Short exercise | Below are entries. Pull out all lines containing "system".

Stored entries
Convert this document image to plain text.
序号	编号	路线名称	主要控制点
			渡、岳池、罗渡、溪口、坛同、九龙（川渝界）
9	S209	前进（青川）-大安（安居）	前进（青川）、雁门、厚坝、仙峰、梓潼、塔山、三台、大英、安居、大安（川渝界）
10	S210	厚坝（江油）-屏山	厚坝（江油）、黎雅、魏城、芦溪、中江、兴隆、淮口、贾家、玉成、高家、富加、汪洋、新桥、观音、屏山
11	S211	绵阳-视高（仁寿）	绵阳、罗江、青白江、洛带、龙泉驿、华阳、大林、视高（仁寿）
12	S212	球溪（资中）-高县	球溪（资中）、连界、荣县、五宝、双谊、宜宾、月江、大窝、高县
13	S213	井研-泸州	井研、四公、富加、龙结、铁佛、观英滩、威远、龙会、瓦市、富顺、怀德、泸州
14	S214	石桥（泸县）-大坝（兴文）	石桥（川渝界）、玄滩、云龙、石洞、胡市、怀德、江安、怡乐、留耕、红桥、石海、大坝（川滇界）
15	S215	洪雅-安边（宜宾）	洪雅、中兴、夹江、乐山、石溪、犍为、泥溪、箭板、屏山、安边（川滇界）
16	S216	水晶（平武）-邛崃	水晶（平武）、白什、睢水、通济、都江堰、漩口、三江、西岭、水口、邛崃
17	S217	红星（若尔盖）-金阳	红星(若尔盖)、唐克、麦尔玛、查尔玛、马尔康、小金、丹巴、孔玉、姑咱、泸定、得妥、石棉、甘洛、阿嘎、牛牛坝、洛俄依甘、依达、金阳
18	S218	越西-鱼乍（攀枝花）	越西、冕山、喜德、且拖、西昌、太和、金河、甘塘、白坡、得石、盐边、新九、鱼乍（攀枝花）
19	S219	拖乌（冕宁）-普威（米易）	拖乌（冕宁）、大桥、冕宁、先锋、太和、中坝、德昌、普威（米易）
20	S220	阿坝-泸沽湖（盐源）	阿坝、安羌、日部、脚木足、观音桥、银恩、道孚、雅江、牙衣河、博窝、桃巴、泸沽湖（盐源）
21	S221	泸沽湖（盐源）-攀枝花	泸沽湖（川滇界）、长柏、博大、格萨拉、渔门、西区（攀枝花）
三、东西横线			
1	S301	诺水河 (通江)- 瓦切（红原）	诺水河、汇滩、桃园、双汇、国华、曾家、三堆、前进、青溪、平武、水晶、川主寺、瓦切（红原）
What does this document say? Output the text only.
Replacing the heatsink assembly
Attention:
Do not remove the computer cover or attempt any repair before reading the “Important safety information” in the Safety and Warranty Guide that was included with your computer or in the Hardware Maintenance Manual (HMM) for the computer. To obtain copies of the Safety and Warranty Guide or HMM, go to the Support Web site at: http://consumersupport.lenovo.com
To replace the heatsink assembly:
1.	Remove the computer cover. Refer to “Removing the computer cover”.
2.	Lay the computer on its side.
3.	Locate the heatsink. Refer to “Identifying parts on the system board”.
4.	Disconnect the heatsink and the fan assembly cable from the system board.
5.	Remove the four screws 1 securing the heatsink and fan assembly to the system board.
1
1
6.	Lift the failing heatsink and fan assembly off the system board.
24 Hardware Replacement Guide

Reply |
3.	Locate the heatsink. Refer to “Identifying parts on the system board”.
4.	Disconnect the heatsink and the fan assembly cable from the system board.
5.	Remove the four screws 1 securing the heatsink and fan assembly to the system board.
6.	Lift the failing heatsink and fan assembly off the system board.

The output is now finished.